> **Written task**
Pictures are not part of the answer. Return the lines from the one containing "Read all visible content and emit it as JSON." through the end of the data, both included, exactly as they appear.

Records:
════════════════

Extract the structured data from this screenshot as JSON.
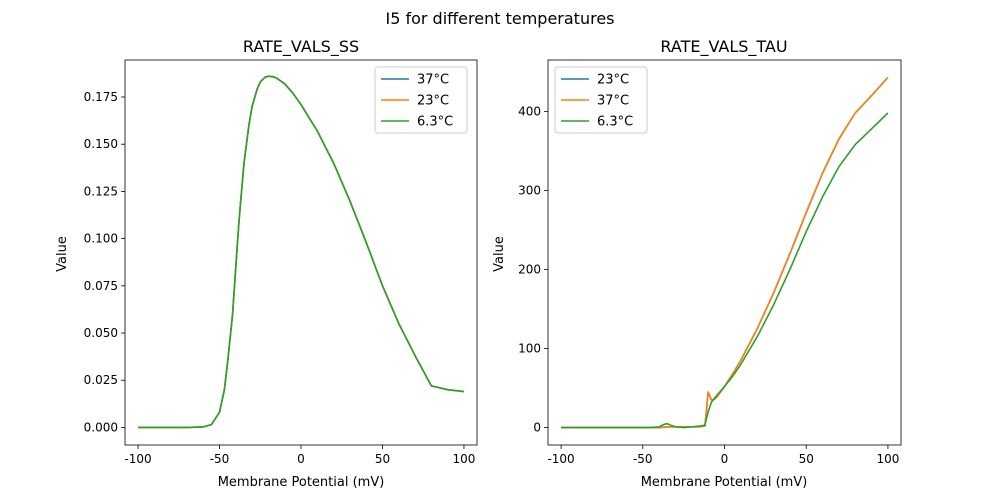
{
  "figure": {
    "suptitle": "I5 for different temperatures"
  },
  "colors": {
    "blue": "#1f77b4",
    "orange": "#ff7f0e",
    "green": "#2ca02c"
  },
  "chart_data": [
    {
      "type": "line",
      "title": "RATE_VALS_SS",
      "xlabel": "Membrane Potential (mV)",
      "ylabel": "Value",
      "xlim": [
        -108,
        108
      ],
      "ylim": [
        -0.0093,
        0.1946
      ],
      "xticks": [
        -100,
        -50,
        0,
        50,
        100
      ],
      "yticks": [
        0.0,
        0.025,
        0.05,
        0.075,
        0.1,
        0.125,
        0.15,
        0.175
      ],
      "ytick_labels": [
        "0.000",
        "0.025",
        "0.050",
        "0.075",
        "0.100",
        "0.125",
        "0.150",
        "0.175"
      ],
      "legend": "top-right",
      "series": [
        {
          "name": "37°C",
          "color": "#1f77b4",
          "x": [
            -100,
            -80,
            -70,
            -60,
            -55,
            -50,
            -47,
            -45,
            -42,
            -40,
            -38,
            -35,
            -32,
            -30,
            -27,
            -25,
            -22,
            -20,
            -17,
            -15,
            -10,
            -5,
            0,
            5,
            10,
            20,
            30,
            40,
            50,
            60,
            70,
            80,
            90,
            100
          ],
          "y": [
            0,
            0,
            0,
            0.0003,
            0.0015,
            0.008,
            0.02,
            0.035,
            0.06,
            0.085,
            0.11,
            0.14,
            0.16,
            0.17,
            0.179,
            0.183,
            0.1855,
            0.186,
            0.1857,
            0.185,
            0.182,
            0.177,
            0.171,
            0.164,
            0.157,
            0.14,
            0.12,
            0.098,
            0.075,
            0.055,
            0.038,
            0.022,
            0.02,
            0.019
          ]
        },
        {
          "name": "23°C",
          "color": "#ff7f0e",
          "x": [
            -100,
            -80,
            -70,
            -60,
            -55,
            -50,
            -47,
            -45,
            -42,
            -40,
            -38,
            -35,
            -32,
            -30,
            -27,
            -25,
            -22,
            -20,
            -17,
            -15,
            -10,
            -5,
            0,
            5,
            10,
            20,
            30,
            40,
            50,
            60,
            70,
            80,
            90,
            100
          ],
          "y": [
            0,
            0,
            0,
            0.0003,
            0.0015,
            0.008,
            0.02,
            0.035,
            0.06,
            0.085,
            0.11,
            0.14,
            0.16,
            0.17,
            0.179,
            0.183,
            0.1855,
            0.186,
            0.1857,
            0.185,
            0.182,
            0.177,
            0.171,
            0.164,
            0.157,
            0.14,
            0.12,
            0.098,
            0.075,
            0.055,
            0.038,
            0.022,
            0.02,
            0.019
          ]
        },
        {
          "name": "6.3°C",
          "color": "#2ca02c",
          "x": [
            -100,
            -80,
            -70,
            -60,
            -55,
            -50,
            -47,
            -45,
            -42,
            -40,
            -38,
            -35,
            -32,
            -30,
            -27,
            -25,
            -22,
            -20,
            -17,
            -15,
            -10,
            -5,
            0,
            5,
            10,
            20,
            30,
            40,
            50,
            60,
            70,
            80,
            90,
            100
          ],
          "y": [
            0,
            0,
            0,
            0.0003,
            0.0015,
            0.008,
            0.02,
            0.035,
            0.06,
            0.085,
            0.11,
            0.14,
            0.16,
            0.17,
            0.179,
            0.183,
            0.1855,
            0.186,
            0.1857,
            0.185,
            0.182,
            0.177,
            0.171,
            0.164,
            0.157,
            0.14,
            0.12,
            0.098,
            0.075,
            0.055,
            0.038,
            0.022,
            0.02,
            0.019
          ]
        }
      ]
    },
    {
      "type": "line",
      "title": "RATE_VALS_TAU",
      "xlabel": "Membrane Potential (mV)",
      "ylabel": "Value",
      "xlim": [
        -108,
        108
      ],
      "ylim": [
        -22,
        465
      ],
      "xticks": [
        -100,
        -50,
        0,
        50,
        100
      ],
      "yticks": [
        0,
        100,
        200,
        300,
        400
      ],
      "ytick_labels": [
        "0",
        "100",
        "200",
        "300",
        "400"
      ],
      "legend": "top-left",
      "series": [
        {
          "name": "23°C",
          "color": "#1f77b4",
          "x": [
            -100,
            -80,
            -60,
            -40,
            -35,
            -30,
            -20,
            -15,
            -12,
            -11,
            -10,
            -9,
            -8,
            -7,
            -5,
            0,
            5,
            10,
            20,
            30,
            40,
            50,
            60,
            70,
            80,
            90,
            100
          ],
          "y": [
            0,
            0,
            0,
            0,
            1,
            1,
            1,
            1,
            2,
            22,
            45,
            40,
            35,
            35,
            38,
            52,
            68,
            85,
            125,
            170,
            220,
            272,
            322,
            365,
            398,
            420,
            443
          ]
        },
        {
          "name": "37°C",
          "color": "#ff7f0e",
          "x": [
            -100,
            -80,
            -60,
            -40,
            -35,
            -30,
            -20,
            -15,
            -12,
            -11,
            -10,
            -9,
            -8,
            -7,
            -5,
            0,
            5,
            10,
            20,
            30,
            40,
            50,
            60,
            70,
            80,
            90,
            100
          ],
          "y": [
            0,
            0,
            0,
            0,
            1,
            1,
            1,
            1,
            2,
            22,
            45,
            40,
            35,
            35,
            38,
            52,
            68,
            85,
            125,
            170,
            220,
            272,
            322,
            365,
            398,
            420,
            443
          ]
        },
        {
          "name": "6.3°C",
          "color": "#2ca02c",
          "x": [
            -100,
            -80,
            -60,
            -45,
            -40,
            -37,
            -35,
            -33,
            -30,
            -25,
            -20,
            -15,
            -12,
            -10,
            -8,
            -5,
            0,
            5,
            10,
            20,
            30,
            40,
            50,
            60,
            70,
            80,
            90,
            100
          ],
          "y": [
            0,
            0,
            0,
            0,
            1,
            4,
            5,
            3,
            1,
            0,
            1,
            2,
            3,
            20,
            32,
            40,
            52,
            65,
            80,
            115,
            155,
            200,
            248,
            292,
            330,
            358,
            378,
            398
          ]
        }
      ]
    }
  ]
}
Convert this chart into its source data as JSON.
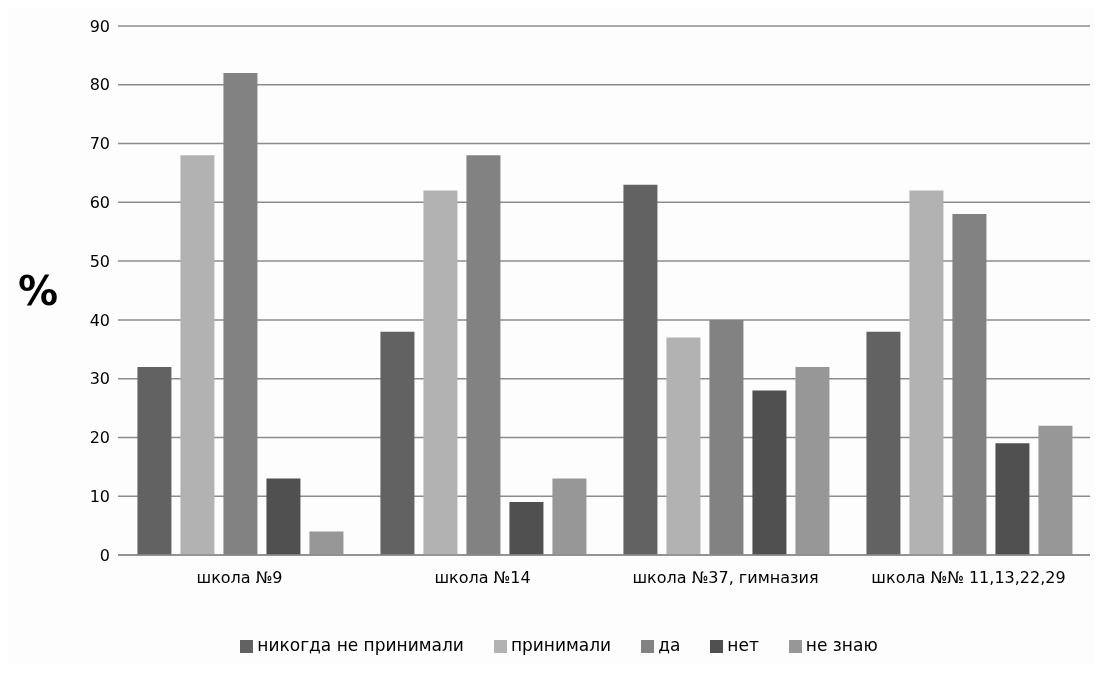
{
  "chart_data": {
    "type": "bar",
    "ylabel": "%",
    "categories": [
      "школа №9",
      "школа №14",
      "школа №37, гимназия",
      "школа №№ 11,13,22,29"
    ],
    "series": [
      {
        "name": "никогда не принимали",
        "color": "#626262",
        "values": [
          32,
          38,
          63,
          38
        ]
      },
      {
        "name": "принимали",
        "color": "#b2b2b2",
        "values": [
          68,
          62,
          37,
          62
        ]
      },
      {
        "name": "да",
        "color": "#828282",
        "values": [
          82,
          68,
          40,
          58
        ]
      },
      {
        "name": "нет",
        "color": "#505050",
        "values": [
          13,
          9,
          28,
          19
        ]
      },
      {
        "name": "не знаю",
        "color": "#979797",
        "values": [
          4,
          13,
          32,
          22
        ]
      }
    ],
    "ylim": [
      0,
      90
    ],
    "yticks": [
      0,
      10,
      20,
      30,
      40,
      50,
      60,
      70,
      80,
      90
    ],
    "grid": "y",
    "legend": "bottom"
  }
}
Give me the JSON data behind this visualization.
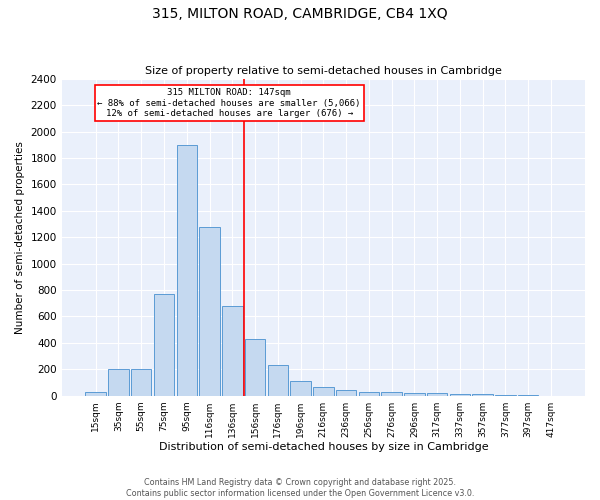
{
  "title": "315, MILTON ROAD, CAMBRIDGE, CB4 1XQ",
  "subtitle": "Size of property relative to semi-detached houses in Cambridge",
  "xlabel": "Distribution of semi-detached houses by size in Cambridge",
  "ylabel": "Number of semi-detached properties",
  "categories": [
    "15sqm",
    "35sqm",
    "55sqm",
    "75sqm",
    "95sqm",
    "116sqm",
    "136sqm",
    "156sqm",
    "176sqm",
    "196sqm",
    "216sqm",
    "236sqm",
    "256sqm",
    "276sqm",
    "296sqm",
    "317sqm",
    "337sqm",
    "357sqm",
    "377sqm",
    "397sqm",
    "417sqm"
  ],
  "values": [
    28,
    200,
    200,
    770,
    1900,
    1275,
    680,
    430,
    230,
    110,
    65,
    45,
    30,
    25,
    20,
    20,
    15,
    10,
    5,
    2,
    1
  ],
  "bar_color": "#c5d9f0",
  "bar_edge_color": "#5b9bd5",
  "vline_index": 7,
  "annotation_text_line1": "315 MILTON ROAD: 147sqm",
  "annotation_text_line2": "← 88% of semi-detached houses are smaller (5,066)",
  "annotation_text_line3": "12% of semi-detached houses are larger (676) →",
  "vline_color": "red",
  "box_color": "red",
  "background_color": "#eaf0fb",
  "grid_color": "#ffffff",
  "footer_line1": "Contains HM Land Registry data © Crown copyright and database right 2025.",
  "footer_line2": "Contains public sector information licensed under the Open Government Licence v3.0.",
  "ylim": [
    0,
    2400
  ],
  "yticks": [
    0,
    200,
    400,
    600,
    800,
    1000,
    1200,
    1400,
    1600,
    1800,
    2000,
    2200,
    2400
  ]
}
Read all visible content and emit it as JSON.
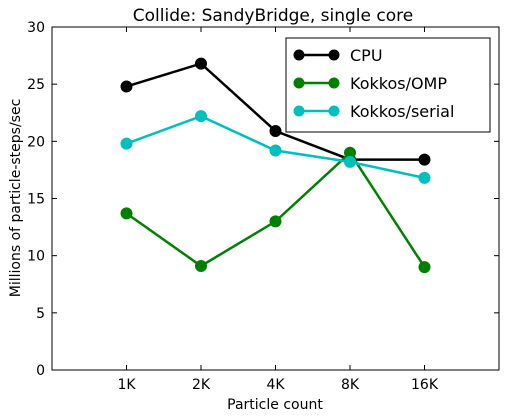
{
  "chart_data": {
    "type": "line",
    "title": "Collide: SandyBridge, single core",
    "xlabel": "Particle count",
    "ylabel": "Millions of particle-steps/sec",
    "categories": [
      "1K",
      "2K",
      "4K",
      "8K",
      "16K"
    ],
    "xlim": [
      0,
      6
    ],
    "ylim": [
      0,
      30
    ],
    "yticks": [
      "0",
      "5",
      "10",
      "15",
      "20",
      "25",
      "30"
    ],
    "grid": false,
    "legend_position": "top-right",
    "series": [
      {
        "name": "CPU",
        "color": "#000000",
        "values": [
          24.8,
          26.8,
          20.9,
          18.4,
          18.4
        ]
      },
      {
        "name": "Kokkos/OMP",
        "color": "#008000",
        "values": [
          13.7,
          9.1,
          13.0,
          19.0,
          9.0
        ]
      },
      {
        "name": "Kokkos/serial",
        "color": "#00bfbf",
        "values": [
          19.8,
          22.2,
          19.2,
          18.2,
          16.8
        ]
      }
    ]
  }
}
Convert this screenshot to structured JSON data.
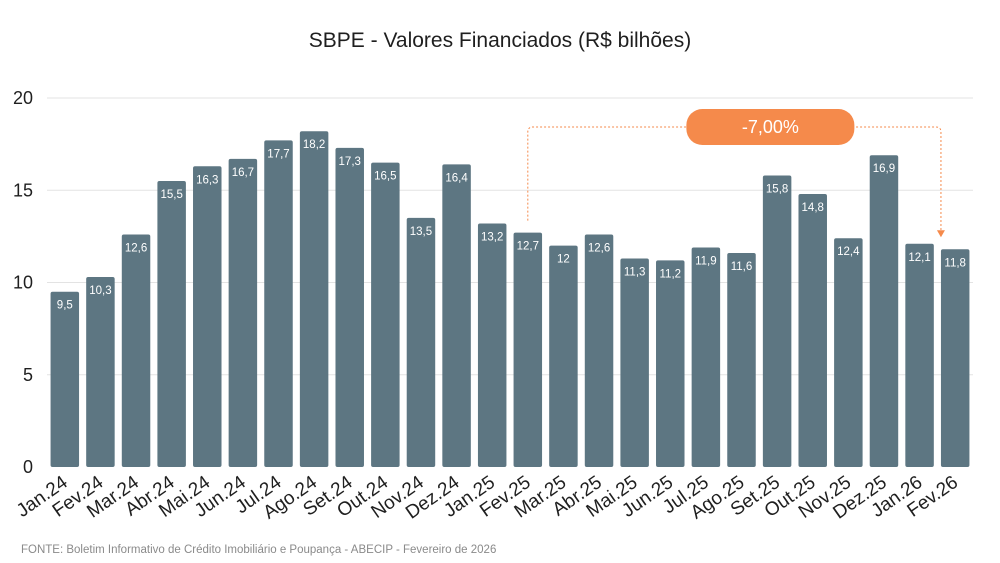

════════════════

> **Solution for this exercise**
Read all visible content and emit it as JSON.
{
  "chart_data": {
    "type": "line",
    "title": "Collide: SandyBridge, single core",
    "xlabel": "Particle count",
    "ylabel": "Millions of particle-steps/sec",
    "categories": [
      "1K",
      "2K",
      "4K",
      "8K",
      "16K"
    ],
    "xlim": [
      0,
      6
    ],
    "ylim": [
      0,
      30
    ],
    "yticks": [
      "0",
      "5",
      "10",
      "15",
      "20",
      "25",
      "30"
    ],
    "grid": false,
    "legend_position": "top-right",
    "series": [
      {
        "name": "CPU",
        "color": "#000000",
        "values": [
          24.8,
          26.8,
          20.9,
          18.4,
          18.4
        ]
      },
      {
        "name": "Kokkos/OMP",
        "color": "#008000",
        "values": [
          13.7,
          9.1,
          13.0,
          19.0,
          9.0
        ]
      },
      {
        "name": "Kokkos/serial",
        "color": "#00bfbf",
        "values": [
          19.8,
          22.2,
          19.2,
          18.2,
          16.8
        ]
      }
    ]
  }
}
Convert this screenshot to structured JSON data.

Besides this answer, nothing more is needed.